Extracted information
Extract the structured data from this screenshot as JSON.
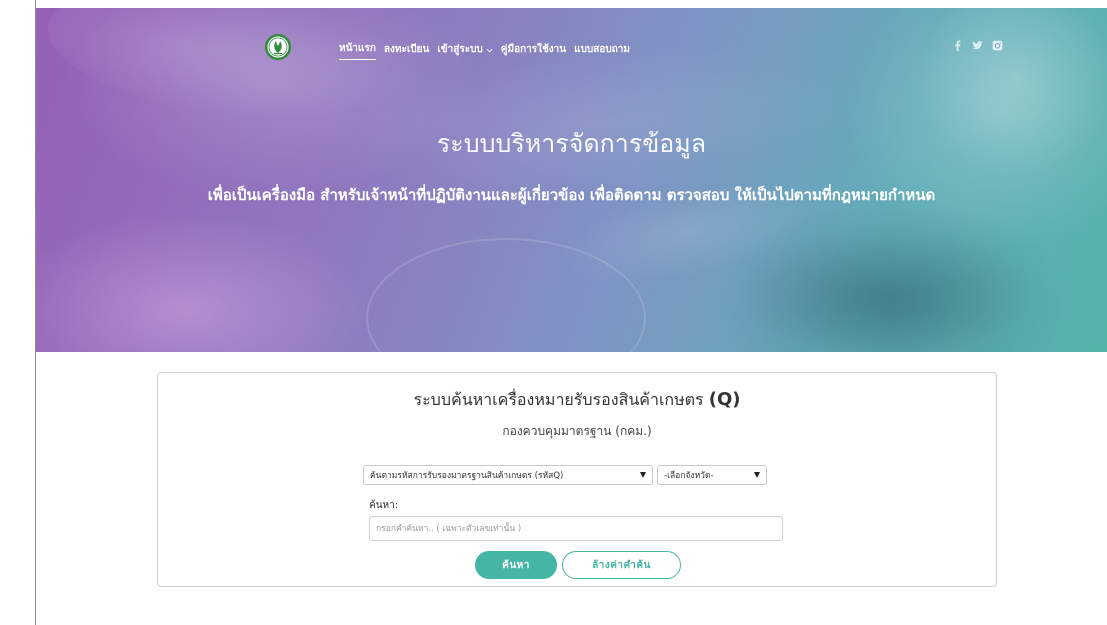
{
  "nav": {
    "items": [
      {
        "label": "หน้าแรก",
        "active": true
      },
      {
        "label": "ลงทะเบียน"
      },
      {
        "label": "เข้าสู่ระบบ",
        "dropdown": true
      },
      {
        "label": "คู่มือการใช้งาน"
      },
      {
        "label": "แบบสอบถาม"
      }
    ],
    "logo_icon": "department-emblem-icon",
    "social_icons": [
      "facebook-icon",
      "twitter-icon",
      "instagram-icon"
    ]
  },
  "hero": {
    "title": "ระบบบริหารจัดการข้อมูล",
    "subtitle": "เพื่อเป็นเครื่องมือ สำหรับเจ้าหน้าที่ปฏิบัติงานและผู้เกี่ยวข้อง เพื่อติดตาม ตรวจสอบ ให้เป็นไปตามที่กฎหมายกำหนด"
  },
  "search_card": {
    "title": "ระบบค้นหาเครื่องหมายรับรองสินค้าเกษตร",
    "title_badge": "(Q)",
    "subtitle": "กองควบคุมมาตรฐาน (กคม.)",
    "search_type_select": {
      "selected": "ค้นตามรหัสการรับรองมาตรฐานสินค้าเกษตร (รหัสQ)"
    },
    "province_select": {
      "selected": "-เลือกจังหวัด-"
    },
    "search_label": "ค้นหา:",
    "search_input": {
      "value": "",
      "placeholder": "กรอกคำค้นหา.. ( เฉพาะตัวเลขเท่านั้น )"
    },
    "search_button": "ค้นหา",
    "clear_button": "ล้างค่าคำค้น"
  },
  "colors": {
    "accent": "#45b5a5",
    "logo_green": "#2f8a3a",
    "hero_start": "#9560b6",
    "hero_mid": "#7f93c4",
    "hero_end": "#55b3a9"
  }
}
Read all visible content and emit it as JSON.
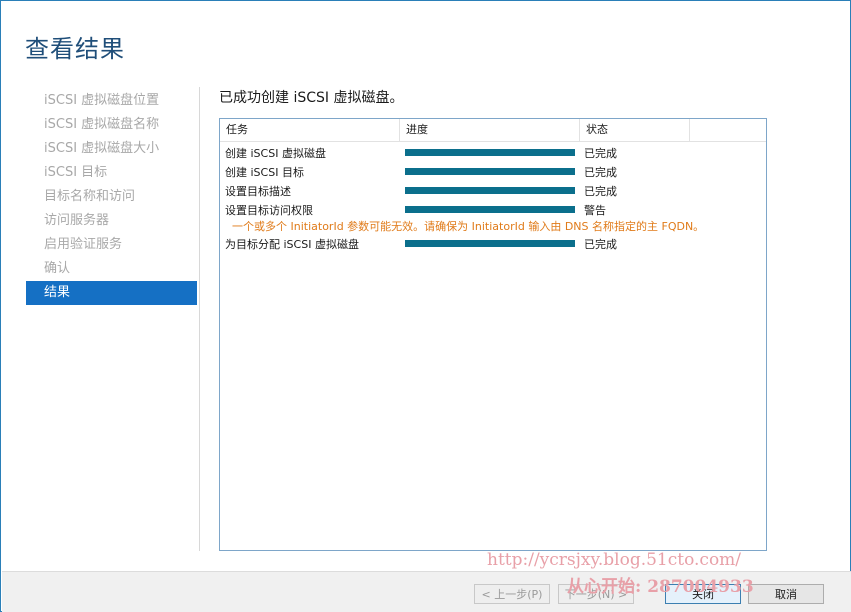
{
  "window": {
    "title": "查看结果"
  },
  "nav": {
    "items": [
      {
        "label": "iSCSI 虚拟磁盘位置"
      },
      {
        "label": "iSCSI 虚拟磁盘名称"
      },
      {
        "label": "iSCSI 虚拟磁盘大小"
      },
      {
        "label": "iSCSI 目标"
      },
      {
        "label": "目标名称和访问"
      },
      {
        "label": "访问服务器"
      },
      {
        "label": "启用验证服务"
      },
      {
        "label": "确认"
      },
      {
        "label": "结果"
      }
    ],
    "active_index": 8
  },
  "main": {
    "heading": "已成功创建 iSCSI 虚拟磁盘。",
    "table": {
      "columns": [
        "任务",
        "进度",
        "状态",
        ""
      ],
      "rows": [
        {
          "task": "创建 iSCSI 虚拟磁盘",
          "progress": 1.0,
          "status": "已完成"
        },
        {
          "task": "创建 iSCSI 目标",
          "progress": 1.0,
          "status": "已完成"
        },
        {
          "task": "设置目标描述",
          "progress": 1.0,
          "status": "已完成"
        },
        {
          "task": "设置目标访问权限",
          "progress": 1.0,
          "status": "警告"
        },
        {
          "task": "为目标分配 iSCSI 虚拟磁盘",
          "progress": 1.0,
          "status": "已完成"
        }
      ],
      "warning": "一个或多个 InitiatorId 参数可能无效。请确保为 InitiatorId 输入由 DNS 名称指定的主 FQDN。"
    }
  },
  "footer": {
    "prev_label": "< 上一步(P)",
    "next_label": "下一步(N) >",
    "close_label": "关闭",
    "cancel_label": "取消"
  },
  "watermark": {
    "line1": "http://ycrsjxy.blog.51cto.com/",
    "line2": "从心开始: 287004933"
  },
  "colors": {
    "accent": "#1570c4",
    "progress": "#0b6f8c",
    "warning": "#e07b1a"
  }
}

Description of the task
Look through the records and gather every line containing "warning".

Finished exercise
      "warning": "一个或多个 InitiatorId 参数可能无效。请确保为 InitiatorId 输入由 DNS 名称指定的主 FQDN。"
    "warning": "#e07b1a"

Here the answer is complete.